-- What is needed --
Each record must be reproduced exactly as it is shown.

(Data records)

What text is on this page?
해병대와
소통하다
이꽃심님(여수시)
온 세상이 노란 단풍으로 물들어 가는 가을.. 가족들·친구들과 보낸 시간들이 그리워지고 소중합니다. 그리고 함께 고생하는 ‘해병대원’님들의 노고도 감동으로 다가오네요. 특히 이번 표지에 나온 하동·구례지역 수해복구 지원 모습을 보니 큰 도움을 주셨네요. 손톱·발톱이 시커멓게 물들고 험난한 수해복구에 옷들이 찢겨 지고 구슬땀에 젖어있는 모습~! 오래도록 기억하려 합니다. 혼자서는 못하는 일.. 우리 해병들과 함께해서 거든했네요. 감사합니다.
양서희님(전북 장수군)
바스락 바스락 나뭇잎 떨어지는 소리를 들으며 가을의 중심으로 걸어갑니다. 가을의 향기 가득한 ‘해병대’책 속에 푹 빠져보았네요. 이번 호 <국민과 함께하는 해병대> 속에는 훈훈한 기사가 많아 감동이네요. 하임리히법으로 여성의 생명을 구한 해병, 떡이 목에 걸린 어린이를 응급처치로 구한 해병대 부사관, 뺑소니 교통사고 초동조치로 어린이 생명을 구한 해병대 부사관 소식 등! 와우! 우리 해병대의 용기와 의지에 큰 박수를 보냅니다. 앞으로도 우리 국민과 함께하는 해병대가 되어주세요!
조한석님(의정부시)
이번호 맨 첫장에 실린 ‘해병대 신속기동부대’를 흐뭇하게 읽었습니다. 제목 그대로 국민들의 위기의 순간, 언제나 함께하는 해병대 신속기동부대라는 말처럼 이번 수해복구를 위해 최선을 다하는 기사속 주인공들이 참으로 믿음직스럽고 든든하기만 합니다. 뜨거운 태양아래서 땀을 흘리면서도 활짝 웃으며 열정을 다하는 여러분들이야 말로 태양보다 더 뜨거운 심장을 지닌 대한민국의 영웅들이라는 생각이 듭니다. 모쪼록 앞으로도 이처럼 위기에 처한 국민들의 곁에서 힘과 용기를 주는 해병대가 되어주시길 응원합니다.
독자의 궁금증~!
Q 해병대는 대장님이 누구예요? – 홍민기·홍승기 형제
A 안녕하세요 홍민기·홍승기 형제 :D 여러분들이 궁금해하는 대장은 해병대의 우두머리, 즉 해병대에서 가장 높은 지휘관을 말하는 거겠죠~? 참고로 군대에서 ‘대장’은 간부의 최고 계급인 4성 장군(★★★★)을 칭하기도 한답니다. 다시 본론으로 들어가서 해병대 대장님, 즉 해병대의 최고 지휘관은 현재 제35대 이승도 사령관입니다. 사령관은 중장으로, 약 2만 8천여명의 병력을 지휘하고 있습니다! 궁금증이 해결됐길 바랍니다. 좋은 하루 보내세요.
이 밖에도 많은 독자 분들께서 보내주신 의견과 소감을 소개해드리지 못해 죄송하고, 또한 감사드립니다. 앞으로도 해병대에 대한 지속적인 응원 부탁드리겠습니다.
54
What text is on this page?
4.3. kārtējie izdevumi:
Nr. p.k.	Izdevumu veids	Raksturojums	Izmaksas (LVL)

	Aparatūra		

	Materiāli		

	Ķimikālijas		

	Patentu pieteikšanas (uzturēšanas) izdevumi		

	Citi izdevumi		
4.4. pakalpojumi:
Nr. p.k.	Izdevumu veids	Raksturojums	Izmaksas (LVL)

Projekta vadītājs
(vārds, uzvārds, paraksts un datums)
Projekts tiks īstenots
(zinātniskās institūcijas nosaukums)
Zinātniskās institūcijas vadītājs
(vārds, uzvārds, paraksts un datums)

-- Answer to this exercise --
What text is on this page?
해병대와
소통하다
이꽃심님(여수시)
온 세상이 노란 단풍으로 물들어 가는 가을.. 가족들·친구들과 보낸 시간들이 그리워지고 소중합니다. 그리고 함께 고생하는 ‘해병대원’님들의 노고도 감동으로 다가오네요. 특히 이번 표지에 나온 하동·구례지역 수해복구 지원 모습을 보니 큰 도움을 주셨네요. 손톱·발톱이 시커멓게 물들고 험난한 수해복구에 옷들이 찢겨 지고 구슬땀에 젖어있는 모습~! 오래도록 기억하려 합니다. 혼자서는 못하는 일.. 우리 해병들과 함께해서 거든했네요. 감사합니다.
양서희님(전북 장수군)
바스락 바스락 나뭇잎 떨어지는 소리를 들으며 가을의 중심으로 걸어갑니다. 가을의 향기 가득한 ‘해병대’책 속에 푹 빠져보았네요. 이번 호 <국민과 함께하는 해병대> 속에는 훈훈한 기사가 많아 감동이네요. 하임리히법으로 여성의 생명을 구한 해병, 떡이 목에 걸린 어린이를 응급처치로 구한 해병대 부사관, 뺑소니 교통사고 초동조치로 어린이 생명을 구한 해병대 부사관 소식 등! 와우! 우리 해병대의 용기와 의지에 큰 박수를 보냅니다. 앞으로도 우리 국민과 함께하는 해병대가 되어주세요!
조한석님(의정부시)
이번호 맨 첫장에 실린 ‘해병대 신속기동부대’를 흐뭇하게 읽었습니다. 제목 그대로 국민들의 위기의 순간, 언제나 함께하는 해병대 신속기동부대라는 말처럼 이번 수해복구를 위해 최선을 다하는 기사속 주인공들이 참으로 믿음직스럽고 든든하기만 합니다. 뜨거운 태양아래서 땀을 흘리면서도 활짝 웃으며 열정을 다하는 여러분들이야 말로 태양보다 더 뜨거운 심장을 지닌 대한민국의 영웅들이라는 생각이 듭니다. 모쪼록 앞으로도 이처럼 위기에 처한 국민들의 곁에서 힘과 용기를 주는 해병대가 되어주시길 응원합니다.
독자의 궁금증~!
Q 해병대는 대장님이 누구예요? – 홍민기·홍승기 형제
A 안녕하세요 홍민기·홍승기 형제 :D 여러분들이 궁금해하는 대장은 해병대의 우두머리, 즉 해병대에서 가장 높은 지휘관을 말하는 거겠죠~? 참고로 군대에서 ‘대장’은 간부의 최고 계급인 4성 장군(★★★★)을 칭하기도 한답니다. 다시 본론으로 들어가서 해병대 대장님, 즉 해병대의 최고 지휘관은 현재 제35대 이승도 사령관입니다. 사령관은 중장으로, 약 2만 8천여명의 병력을 지휘하고 있습니다! 궁금증이 해결됐길 바랍니다. 좋은 하루 보내세요.
이 밖에도 많은 독자 분들께서 보내주신 의견과 소감을 소개해드리지 못해 죄송하고, 또한 감사드립니다. 앞으로도 해병대에 대한 지속적인 응원 부탁드리겠습니다.
54
What text is on this page?
4.3. kārtējie izdevumi:
Nr. p.k.	Izdevumu veids	Raksturojums	Izmaksas (LVL)

	Aparatūra		

	Materiāli		

	Ķimikālijas		

	Patentu pieteikšanas (uzturēšanas) izdevumi		

	Citi izdevumi		
4.4. pakalpojumi:
Nr. p.k.	Izdevumu veids	Raksturojums	Izmaksas (LVL)

Projekta vadītājs
(vārds, uzvārds, paraksts un datums)
Projekts tiks īstenots
(zinātniskās institūcijas nosaukums)
Zinātniskās institūcijas vadītājs
(vārds, uzvārds, paraksts un datums)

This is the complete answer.